▶ _SOURCE RECORDS_
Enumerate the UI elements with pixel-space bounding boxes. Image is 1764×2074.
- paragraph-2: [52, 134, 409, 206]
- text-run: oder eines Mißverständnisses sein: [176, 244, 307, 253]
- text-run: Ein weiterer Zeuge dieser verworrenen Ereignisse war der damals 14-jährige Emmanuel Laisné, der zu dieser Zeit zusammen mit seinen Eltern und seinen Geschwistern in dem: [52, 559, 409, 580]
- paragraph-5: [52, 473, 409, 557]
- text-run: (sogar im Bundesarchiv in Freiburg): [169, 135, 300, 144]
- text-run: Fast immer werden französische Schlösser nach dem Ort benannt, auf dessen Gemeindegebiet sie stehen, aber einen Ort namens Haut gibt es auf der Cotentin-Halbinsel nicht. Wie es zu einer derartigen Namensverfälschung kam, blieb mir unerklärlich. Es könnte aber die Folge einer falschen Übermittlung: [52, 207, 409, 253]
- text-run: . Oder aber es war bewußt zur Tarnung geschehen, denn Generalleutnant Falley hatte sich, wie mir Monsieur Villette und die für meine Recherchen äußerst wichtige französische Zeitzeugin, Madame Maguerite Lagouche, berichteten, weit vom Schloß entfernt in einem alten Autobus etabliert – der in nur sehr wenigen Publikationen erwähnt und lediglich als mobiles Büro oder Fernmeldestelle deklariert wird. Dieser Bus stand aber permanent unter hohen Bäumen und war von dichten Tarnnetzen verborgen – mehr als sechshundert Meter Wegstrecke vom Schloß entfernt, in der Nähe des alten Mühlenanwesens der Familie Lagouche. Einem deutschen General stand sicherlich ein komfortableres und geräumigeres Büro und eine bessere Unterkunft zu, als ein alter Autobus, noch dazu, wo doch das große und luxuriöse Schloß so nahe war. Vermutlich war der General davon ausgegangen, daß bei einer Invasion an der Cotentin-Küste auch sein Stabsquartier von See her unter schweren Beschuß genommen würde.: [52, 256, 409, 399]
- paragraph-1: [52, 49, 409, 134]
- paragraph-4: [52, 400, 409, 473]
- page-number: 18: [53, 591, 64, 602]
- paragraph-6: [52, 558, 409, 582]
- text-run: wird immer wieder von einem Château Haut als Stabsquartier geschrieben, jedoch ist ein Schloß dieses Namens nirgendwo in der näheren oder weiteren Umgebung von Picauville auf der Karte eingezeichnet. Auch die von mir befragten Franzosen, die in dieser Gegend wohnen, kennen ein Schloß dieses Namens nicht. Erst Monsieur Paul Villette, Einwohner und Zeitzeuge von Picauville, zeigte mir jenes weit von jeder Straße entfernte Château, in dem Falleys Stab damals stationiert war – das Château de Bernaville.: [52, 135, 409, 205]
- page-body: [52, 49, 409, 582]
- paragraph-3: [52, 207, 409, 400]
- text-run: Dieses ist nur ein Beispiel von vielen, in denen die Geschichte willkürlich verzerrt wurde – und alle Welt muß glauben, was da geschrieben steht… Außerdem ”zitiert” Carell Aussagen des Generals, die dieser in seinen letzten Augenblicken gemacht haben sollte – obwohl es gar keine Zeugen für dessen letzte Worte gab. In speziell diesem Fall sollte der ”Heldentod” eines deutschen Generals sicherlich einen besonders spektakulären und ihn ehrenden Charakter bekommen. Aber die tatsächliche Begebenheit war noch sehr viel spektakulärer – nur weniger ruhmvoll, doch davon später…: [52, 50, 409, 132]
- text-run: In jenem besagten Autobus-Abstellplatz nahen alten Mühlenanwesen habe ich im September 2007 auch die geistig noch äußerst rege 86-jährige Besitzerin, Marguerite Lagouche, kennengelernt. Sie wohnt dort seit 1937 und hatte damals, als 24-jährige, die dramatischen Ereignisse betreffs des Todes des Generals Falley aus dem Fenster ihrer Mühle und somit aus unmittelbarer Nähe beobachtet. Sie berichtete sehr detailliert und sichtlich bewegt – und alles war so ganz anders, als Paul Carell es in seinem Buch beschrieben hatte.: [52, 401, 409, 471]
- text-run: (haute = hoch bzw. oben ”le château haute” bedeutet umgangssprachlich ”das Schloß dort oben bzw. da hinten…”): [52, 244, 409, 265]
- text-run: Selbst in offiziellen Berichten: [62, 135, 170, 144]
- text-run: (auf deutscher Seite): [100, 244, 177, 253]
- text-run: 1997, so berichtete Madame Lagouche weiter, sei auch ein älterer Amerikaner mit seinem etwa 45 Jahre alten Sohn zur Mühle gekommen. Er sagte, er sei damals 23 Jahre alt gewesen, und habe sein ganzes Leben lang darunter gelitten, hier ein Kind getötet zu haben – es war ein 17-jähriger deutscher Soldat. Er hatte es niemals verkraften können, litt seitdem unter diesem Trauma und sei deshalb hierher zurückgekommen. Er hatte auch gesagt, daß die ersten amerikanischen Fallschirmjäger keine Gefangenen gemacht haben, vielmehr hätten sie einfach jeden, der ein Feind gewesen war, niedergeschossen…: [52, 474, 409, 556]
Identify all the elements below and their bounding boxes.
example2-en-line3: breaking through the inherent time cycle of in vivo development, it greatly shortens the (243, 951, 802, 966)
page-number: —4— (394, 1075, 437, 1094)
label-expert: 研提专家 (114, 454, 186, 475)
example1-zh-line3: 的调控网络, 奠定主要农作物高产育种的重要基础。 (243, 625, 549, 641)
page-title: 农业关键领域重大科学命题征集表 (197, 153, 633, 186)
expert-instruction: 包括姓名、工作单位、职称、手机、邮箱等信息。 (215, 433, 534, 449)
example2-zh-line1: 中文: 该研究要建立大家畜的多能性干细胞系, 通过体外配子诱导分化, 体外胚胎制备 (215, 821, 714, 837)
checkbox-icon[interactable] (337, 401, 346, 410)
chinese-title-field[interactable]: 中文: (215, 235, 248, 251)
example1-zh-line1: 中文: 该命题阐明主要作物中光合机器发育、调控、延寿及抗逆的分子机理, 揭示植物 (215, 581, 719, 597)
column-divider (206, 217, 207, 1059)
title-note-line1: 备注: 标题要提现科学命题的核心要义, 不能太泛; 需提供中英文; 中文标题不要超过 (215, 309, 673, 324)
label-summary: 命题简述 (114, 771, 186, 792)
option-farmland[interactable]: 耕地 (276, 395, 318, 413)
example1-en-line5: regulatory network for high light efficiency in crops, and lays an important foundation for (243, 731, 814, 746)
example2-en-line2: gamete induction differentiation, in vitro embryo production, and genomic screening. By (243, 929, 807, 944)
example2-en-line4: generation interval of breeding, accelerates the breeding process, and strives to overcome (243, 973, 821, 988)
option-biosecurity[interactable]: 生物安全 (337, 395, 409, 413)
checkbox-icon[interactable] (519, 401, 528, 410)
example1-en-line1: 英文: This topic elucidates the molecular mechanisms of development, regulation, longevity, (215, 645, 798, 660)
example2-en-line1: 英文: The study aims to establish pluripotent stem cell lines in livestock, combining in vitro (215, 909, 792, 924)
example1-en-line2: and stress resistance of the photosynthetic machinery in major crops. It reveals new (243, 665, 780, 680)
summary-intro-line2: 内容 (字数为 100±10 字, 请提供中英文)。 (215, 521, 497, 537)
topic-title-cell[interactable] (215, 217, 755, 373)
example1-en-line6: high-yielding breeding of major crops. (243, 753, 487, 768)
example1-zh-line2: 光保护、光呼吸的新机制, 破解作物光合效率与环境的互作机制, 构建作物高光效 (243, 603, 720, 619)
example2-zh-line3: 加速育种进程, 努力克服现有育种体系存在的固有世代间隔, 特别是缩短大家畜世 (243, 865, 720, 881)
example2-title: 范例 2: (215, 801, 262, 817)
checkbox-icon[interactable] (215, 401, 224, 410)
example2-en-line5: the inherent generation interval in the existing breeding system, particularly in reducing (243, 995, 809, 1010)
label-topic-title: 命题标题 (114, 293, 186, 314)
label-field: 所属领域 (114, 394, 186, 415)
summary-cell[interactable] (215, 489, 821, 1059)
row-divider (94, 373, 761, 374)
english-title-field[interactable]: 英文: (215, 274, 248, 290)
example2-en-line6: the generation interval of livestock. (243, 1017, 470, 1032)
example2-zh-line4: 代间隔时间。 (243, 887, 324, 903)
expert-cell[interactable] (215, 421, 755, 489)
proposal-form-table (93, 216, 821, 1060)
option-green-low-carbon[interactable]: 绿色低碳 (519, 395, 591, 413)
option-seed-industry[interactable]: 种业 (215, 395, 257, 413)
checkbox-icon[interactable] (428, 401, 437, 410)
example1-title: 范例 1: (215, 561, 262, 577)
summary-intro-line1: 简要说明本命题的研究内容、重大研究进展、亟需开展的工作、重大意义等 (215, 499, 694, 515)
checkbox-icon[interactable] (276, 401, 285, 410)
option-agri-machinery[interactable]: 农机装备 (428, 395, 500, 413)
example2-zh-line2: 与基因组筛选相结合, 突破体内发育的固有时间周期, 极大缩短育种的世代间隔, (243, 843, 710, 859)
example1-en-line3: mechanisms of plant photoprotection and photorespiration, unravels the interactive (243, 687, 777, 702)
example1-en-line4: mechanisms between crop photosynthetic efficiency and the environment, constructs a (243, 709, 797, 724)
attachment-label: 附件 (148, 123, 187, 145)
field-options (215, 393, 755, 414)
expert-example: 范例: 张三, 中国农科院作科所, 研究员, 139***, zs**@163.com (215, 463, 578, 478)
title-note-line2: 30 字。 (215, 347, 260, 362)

▶ _EXERCISE BRIEF_
When a line in the material above contains the word "eines", copy that line out.

▶ _WRITTEN SOLUTION_
- text-run: oder eines Mißverständnisses sein: [176, 244, 307, 253]
- text-run: Dieses ist nur ein Beispiel von vielen, in denen die Geschichte willkürlich verzerrt wurde – und alle Welt muß glauben, was da geschrieben steht… Außerdem ”zitiert” Carell Aussagen des Generals, die dieser in seinen letzten Augenblicken gemacht haben sollte – obwohl es gar keine Zeugen für dessen letzte Worte gab. In speziell diesem Fall sollte der ”Heldentod” eines deutschen Generals sicherlich einen besonders spektakulären und ihn ehrenden Charakter bekommen. Aber die tatsächliche Begebenheit war noch sehr viel spektakulärer – nur weniger ruhmvoll, doch davon später…: [52, 50, 409, 132]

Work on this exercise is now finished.